───── Records for the exercise

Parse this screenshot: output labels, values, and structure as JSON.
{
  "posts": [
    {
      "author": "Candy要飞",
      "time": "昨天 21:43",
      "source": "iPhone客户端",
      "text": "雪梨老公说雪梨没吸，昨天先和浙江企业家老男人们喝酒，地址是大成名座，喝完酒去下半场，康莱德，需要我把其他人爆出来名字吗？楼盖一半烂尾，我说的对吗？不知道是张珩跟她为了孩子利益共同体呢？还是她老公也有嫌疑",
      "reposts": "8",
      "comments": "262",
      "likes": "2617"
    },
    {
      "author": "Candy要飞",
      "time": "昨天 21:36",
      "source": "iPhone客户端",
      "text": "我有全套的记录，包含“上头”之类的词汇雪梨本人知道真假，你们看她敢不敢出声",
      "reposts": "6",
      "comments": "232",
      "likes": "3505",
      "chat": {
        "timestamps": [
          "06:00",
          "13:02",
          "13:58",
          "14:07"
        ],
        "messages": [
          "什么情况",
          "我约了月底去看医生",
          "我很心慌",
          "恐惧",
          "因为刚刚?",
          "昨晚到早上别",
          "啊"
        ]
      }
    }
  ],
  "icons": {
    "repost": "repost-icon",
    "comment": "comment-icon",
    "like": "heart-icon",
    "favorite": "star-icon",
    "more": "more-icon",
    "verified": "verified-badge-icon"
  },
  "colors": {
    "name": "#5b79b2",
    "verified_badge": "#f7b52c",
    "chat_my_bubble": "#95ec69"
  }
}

──────────

• _Set problem_:
Copy all data exactly, start to finish.

• _Task answer_:
Parse this screenshot: output labels, values, and structure as JSON.
{
  "posts": [
    {
      "author": "Candy要飞",
      "time": "昨天 21:43",
      "source": "iPhone客户端",
      "text": "雪梨老公说雪梨没吸，昨天先和浙江企业家老男人们喝酒，地址是大成名座，喝完酒去下半场，康莱德，需要我把其他人爆出来名字吗？楼盖一半烂尾，我说的对吗？不知道是张珩跟她为了孩子利益共同体呢？还是她老公也有嫌疑",
      "reposts": "8",
      "comments": "262",
      "likes": "2617"
    },
    {
      "author": "Candy要飞",
      "time": "昨天 21:36",
      "source": "iPhone客户端",
      "text": "我有全套的记录，包含“上头”之类的词汇雪梨本人知道真假，你们看她敢不敢出声",
      "reposts": "6",
      "comments": "232",
      "likes": "3505",
      "chat": {
        "timestamps": [
          "06:00",
          "13:02",
          "13:58",
          "14:07"
        ],
        "messages": [
          "什么情况",
          "我约了月底去看医生",
          "我很心慌",
          "恐惧",
          "因为刚刚?",
          "昨晚到早上别",
          "啊"
        ]
      }
    }
  ],
  "icons": {
    "repost": "repost-icon",
    "comment": "comment-icon",
    "like": "heart-icon",
    "favorite": "star-icon",
    "more": "more-icon",
    "verified": "verified-badge-icon"
  },
  "colors": {
    "name": "#5b79b2",
    "verified_badge": "#f7b52c",
    "chat_my_bubble": "#95ec69"
  }
}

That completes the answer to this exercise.